======== Supplied records

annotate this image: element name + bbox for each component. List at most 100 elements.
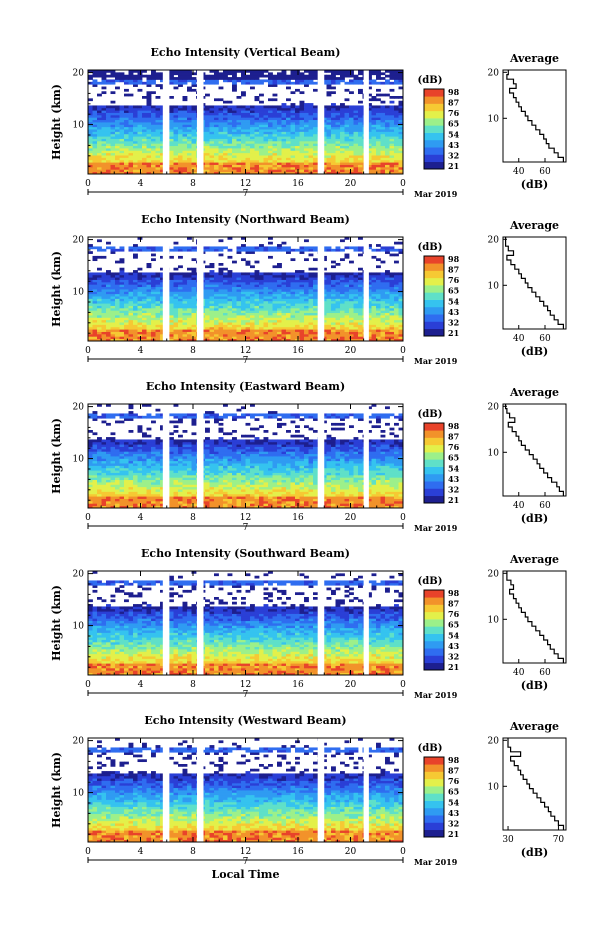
heatmap-cell xyxy=(331,315,336,318)
heatmap-cell xyxy=(281,505,287,509)
heatmap-cell xyxy=(358,131,363,135)
heatmap-cell xyxy=(110,79,116,83)
heatmap-cell xyxy=(173,117,179,121)
heatmap-cell xyxy=(142,300,147,304)
heatmap-cell xyxy=(322,131,327,135)
heatmap-cell xyxy=(218,72,224,76)
heatmap-cell xyxy=(259,124,264,128)
heatmap-cell xyxy=(254,157,260,161)
heatmap-cell xyxy=(92,150,98,154)
heatmap-cell xyxy=(241,336,246,340)
heatmap-cell xyxy=(110,171,116,175)
heatmap-cell xyxy=(290,286,296,290)
heatmap-cell xyxy=(137,164,143,168)
heatmap-cell xyxy=(173,77,179,80)
heatmap-cell xyxy=(169,169,174,173)
heatmap-cell xyxy=(241,293,246,297)
heatmap-cell xyxy=(295,107,300,111)
heatmap-cell xyxy=(169,307,174,311)
heatmap-cell xyxy=(214,114,219,118)
heatmap-cell xyxy=(182,291,188,295)
heatmap-cell xyxy=(263,129,269,132)
heatmap-cell xyxy=(308,164,314,168)
heatmap-cell xyxy=(97,166,102,170)
heatmap-cell xyxy=(115,114,120,118)
heatmap-cell xyxy=(209,133,215,137)
heatmap-cell xyxy=(340,131,345,135)
heatmap-cell xyxy=(160,333,165,337)
heatmap-cell xyxy=(173,326,179,330)
heatmap-cell xyxy=(169,150,174,154)
heatmap-cell xyxy=(254,122,260,125)
heatmap-cell xyxy=(223,150,228,154)
heatmap-cell xyxy=(110,312,116,316)
heatmap-cell xyxy=(232,114,237,118)
heatmap-cell xyxy=(286,300,291,304)
heatmap-cell xyxy=(169,274,174,278)
heatmap-cell xyxy=(349,81,354,85)
heatmap-cell xyxy=(272,322,278,325)
heatmap-cell xyxy=(268,133,273,137)
heatmap-cell xyxy=(155,307,161,311)
heatmap-cell xyxy=(245,298,251,302)
heatmap-cell xyxy=(146,131,152,135)
heatmap-cell xyxy=(223,298,228,302)
heatmap-cell xyxy=(191,138,197,142)
heatmap-cell xyxy=(398,70,404,73)
heatmap-cell xyxy=(191,319,197,323)
heatmap-cell xyxy=(124,331,129,335)
heatmap-cell xyxy=(173,119,179,123)
heatmap-cell xyxy=(322,145,327,149)
heatmap-cell xyxy=(353,281,359,285)
heatmap-cell xyxy=(209,74,215,78)
heatmap-cell xyxy=(236,246,242,250)
heatmap-cell xyxy=(331,293,336,297)
heatmap-cell xyxy=(133,155,138,158)
heatmap-cell xyxy=(146,124,152,128)
heatmap-cell xyxy=(205,307,210,311)
heatmap-cell xyxy=(349,284,354,288)
heatmap-cell xyxy=(380,246,386,250)
heatmap-cell xyxy=(326,119,332,123)
heatmap-cell xyxy=(380,333,386,337)
heatmap-cell xyxy=(142,74,147,78)
heatmap-cell xyxy=(349,310,354,314)
heatmap-cell xyxy=(151,157,156,161)
heatmap-cell xyxy=(250,117,255,121)
heatmap-cell xyxy=(218,131,224,135)
heatmap-cell xyxy=(290,336,296,340)
heatmap-cell xyxy=(358,267,363,271)
heatmap-cell xyxy=(214,248,219,252)
heatmap-cell xyxy=(209,136,215,139)
heatmap-cell xyxy=(182,277,188,280)
heatmap-cell xyxy=(146,277,152,280)
heatmap-cell xyxy=(313,296,318,299)
heatmap-cell xyxy=(308,272,314,276)
panel-2: Echo Intensity (Eastward Beam)0 4 8 12 16 20 0… xyxy=(50,380,567,533)
heatmap-cell xyxy=(214,293,219,297)
heatmap-cell xyxy=(358,298,363,302)
heatmap-cell xyxy=(254,338,260,342)
heatmap-cell xyxy=(169,255,174,259)
heatmap-cell xyxy=(331,159,336,163)
heatmap-cell xyxy=(124,131,129,135)
heatmap-cell xyxy=(232,159,237,163)
heatmap-cell xyxy=(344,150,350,154)
heatmap-cell xyxy=(376,133,381,137)
heatmap-cell xyxy=(191,258,197,262)
heatmap-cell xyxy=(295,140,300,144)
heatmap-cell xyxy=(218,145,224,149)
heatmap-cell xyxy=(398,277,404,280)
heatmap-cell xyxy=(349,315,354,318)
heatmap-cell xyxy=(259,110,264,113)
heatmap-cell xyxy=(263,246,269,250)
heatmap-cell xyxy=(277,307,282,311)
heatmap-cell xyxy=(272,79,278,83)
heatmap-cell xyxy=(277,248,282,252)
heatmap-cell xyxy=(137,114,143,118)
heatmap-cell xyxy=(241,505,246,509)
heatmap-cell xyxy=(277,136,282,139)
heatmap-cell xyxy=(245,119,251,123)
heatmap-cell xyxy=(119,300,125,304)
heatmap-cell xyxy=(389,315,395,318)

================

▶ [Instructions to follow]:
Recast the lines between the one containing "heatmap-cell xyxy=(331,315,336,318)" and the one containing "heatmap-cell xyxy=(218,131,224,135)", inclusive, as a JSON list of strings with one string per line and blank lines omitted.

▶ [Finished answer]:
[
  "heatmap-cell xyxy=(331,315,336,318)",
  "heatmap-cell xyxy=(281,505,287,509)",
  "heatmap-cell xyxy=(358,131,363,135)",
  "heatmap-cell xyxy=(110,79,116,83)",
  "heatmap-cell xyxy=(173,117,179,121)",
  "heatmap-cell xyxy=(142,300,147,304)",
  "heatmap-cell xyxy=(322,131,327,135)",
  "heatmap-cell xyxy=(218,72,224,76)",
  "heatmap-cell xyxy=(259,124,264,128)",
  "heatmap-cell xyxy=(254,157,260,161)",
  "heatmap-cell xyxy=(92,150,98,154)",
  "heatmap-cell xyxy=(241,336,246,340)",
  "heatmap-cell xyxy=(110,171,116,175)",
  "heatmap-cell xyxy=(290,286,296,290)",
  "heatmap-cell xyxy=(137,164,143,168)",
  "heatmap-cell xyxy=(173,77,179,80)",
  "heatmap-cell xyxy=(169,169,174,173)",
  "heatmap-cell xyxy=(241,293,246,297)",
  "heatmap-cell xyxy=(295,107,300,111)",
  "heatmap-cell xyxy=(169,307,174,311)",
  "heatmap-cell xyxy=(214,114,219,118)",
  "heatmap-cell xyxy=(182,291,188,295)",
  "heatmap-cell xyxy=(263,129,269,132)",
  "heatmap-cell xyxy=(308,164,314,168)",
  "heatmap-cell xyxy=(97,166,102,170)",
  "heatmap-cell xyxy=(115,114,120,118)",
  "heatmap-cell xyxy=(209,133,215,137)",
  "heatmap-cell xyxy=(340,131,345,135)",
  "heatmap-cell xyxy=(160,333,165,337)",
  "heatmap-cell xyxy=(173,326,179,330)",
  "heatmap-cell xyxy=(169,150,174,154)",
  "heatmap-cell xyxy=(254,122,260,125)",
  "heatmap-cell xyxy=(223,150,228,154)",
  "heatmap-cell xyxy=(110,312,116,316)",
  "heatmap-cell xyxy=(232,114,237,118)",
  "heatmap-cell xyxy=(286,300,291,304)",
  "heatmap-cell xyxy=(169,274,174,278)",
  "heatmap-cell xyxy=(349,81,354,85)",
  "heatmap-cell xyxy=(272,322,278,325)",
  "heatmap-cell xyxy=(268,133,273,137)",
  "heatmap-cell xyxy=(155,307,161,311)",
  "heatmap-cell xyxy=(245,298,251,302)",
  "heatmap-cell xyxy=(146,131,152,135)",
  "heatmap-cell xyxy=(223,298,228,302)",
  "heatmap-cell xyxy=(191,138,197,142)",
  "heatmap-cell xyxy=(398,70,404,73)",
  "heatmap-cell xyxy=(191,319,197,323)",
  "heatmap-cell xyxy=(124,331,129,335)",
  "heatmap-cell xyxy=(173,119,179,123)",
  "heatmap-cell xyxy=(322,145,327,149)",
  "heatmap-cell xyxy=(353,281,359,285)",
  "heatmap-cell xyxy=(209,74,215,78)",
  "heatmap-cell xyxy=(236,246,242,250)",
  "heatmap-cell xyxy=(331,293,336,297)",
  "heatmap-cell xyxy=(133,155,138,158)",
  "heatmap-cell xyxy=(146,124,152,128)",
  "heatmap-cell xyxy=(205,307,210,311)",
  "heatmap-cell xyxy=(349,284,354,288)",
  "heatmap-cell xyxy=(380,246,386,250)",
  "heatmap-cell xyxy=(326,119,332,123)",
  "heatmap-cell xyxy=(380,333,386,337)",
  "heatmap-cell xyxy=(142,74,147,78)",
  "heatmap-cell xyxy=(349,310,354,314)",
  "heatmap-cell xyxy=(151,157,156,161)",
  "heatmap-cell xyxy=(250,117,255,121)",
  "heatmap-cell xyxy=(218,131,224,135)"
]